*Input:*

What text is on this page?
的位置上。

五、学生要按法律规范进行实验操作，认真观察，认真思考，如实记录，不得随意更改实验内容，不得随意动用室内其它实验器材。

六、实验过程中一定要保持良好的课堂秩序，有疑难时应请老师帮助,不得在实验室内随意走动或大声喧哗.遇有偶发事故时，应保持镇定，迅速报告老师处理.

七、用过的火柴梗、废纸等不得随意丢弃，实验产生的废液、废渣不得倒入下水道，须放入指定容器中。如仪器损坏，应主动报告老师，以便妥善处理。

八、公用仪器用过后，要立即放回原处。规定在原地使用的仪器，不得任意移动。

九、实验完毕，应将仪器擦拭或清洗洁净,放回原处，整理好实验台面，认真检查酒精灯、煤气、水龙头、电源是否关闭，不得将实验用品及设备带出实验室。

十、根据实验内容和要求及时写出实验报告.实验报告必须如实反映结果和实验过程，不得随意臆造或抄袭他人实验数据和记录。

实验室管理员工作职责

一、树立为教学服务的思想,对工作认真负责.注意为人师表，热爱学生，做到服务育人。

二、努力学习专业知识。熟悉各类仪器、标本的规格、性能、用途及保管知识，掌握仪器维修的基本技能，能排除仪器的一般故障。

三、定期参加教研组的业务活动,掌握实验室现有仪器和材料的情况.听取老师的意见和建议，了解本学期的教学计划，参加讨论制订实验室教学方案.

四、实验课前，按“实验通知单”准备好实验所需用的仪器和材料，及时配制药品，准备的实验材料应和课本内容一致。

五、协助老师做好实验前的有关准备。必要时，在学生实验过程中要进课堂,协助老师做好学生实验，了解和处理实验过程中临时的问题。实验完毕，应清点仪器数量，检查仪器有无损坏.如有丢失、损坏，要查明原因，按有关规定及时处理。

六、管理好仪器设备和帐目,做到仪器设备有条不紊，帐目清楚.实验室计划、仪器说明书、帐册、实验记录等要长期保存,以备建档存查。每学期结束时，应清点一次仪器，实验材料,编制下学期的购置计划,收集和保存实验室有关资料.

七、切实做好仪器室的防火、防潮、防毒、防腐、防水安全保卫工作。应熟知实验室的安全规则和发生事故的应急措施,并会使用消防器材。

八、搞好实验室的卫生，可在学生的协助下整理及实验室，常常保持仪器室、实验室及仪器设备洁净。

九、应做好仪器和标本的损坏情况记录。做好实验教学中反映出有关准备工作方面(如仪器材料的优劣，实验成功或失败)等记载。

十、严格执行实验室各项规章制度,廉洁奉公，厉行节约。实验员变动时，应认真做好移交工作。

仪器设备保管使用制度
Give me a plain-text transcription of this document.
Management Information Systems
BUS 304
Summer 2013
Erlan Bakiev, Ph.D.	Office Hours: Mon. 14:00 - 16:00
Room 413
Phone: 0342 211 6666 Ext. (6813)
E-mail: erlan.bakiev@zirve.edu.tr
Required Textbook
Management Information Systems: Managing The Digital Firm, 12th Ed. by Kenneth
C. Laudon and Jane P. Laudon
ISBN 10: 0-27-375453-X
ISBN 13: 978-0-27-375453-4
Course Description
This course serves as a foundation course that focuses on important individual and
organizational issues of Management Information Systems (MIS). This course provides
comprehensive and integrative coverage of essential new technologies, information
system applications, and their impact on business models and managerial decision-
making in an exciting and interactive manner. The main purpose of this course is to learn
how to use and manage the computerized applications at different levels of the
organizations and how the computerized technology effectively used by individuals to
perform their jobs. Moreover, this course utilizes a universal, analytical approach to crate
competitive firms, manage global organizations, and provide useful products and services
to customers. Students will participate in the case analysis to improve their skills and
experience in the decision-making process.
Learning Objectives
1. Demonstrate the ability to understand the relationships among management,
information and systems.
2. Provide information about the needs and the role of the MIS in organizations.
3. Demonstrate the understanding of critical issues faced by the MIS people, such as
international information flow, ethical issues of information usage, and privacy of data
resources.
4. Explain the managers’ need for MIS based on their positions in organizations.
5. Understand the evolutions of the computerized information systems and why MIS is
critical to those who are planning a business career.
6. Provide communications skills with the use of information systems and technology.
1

*What is being asked:* In the entries above, find each line with the word "their" and show it.

*Response to this task:*
system applications, and their impact on business models and managerial decision-
perform their jobs. Moreover, this course utilizes a universal, analytical approach to crate
to customers. Students will participate in the case analysis to improve their skills and
4. Explain the managers’ need for MIS based on their positions in organizations.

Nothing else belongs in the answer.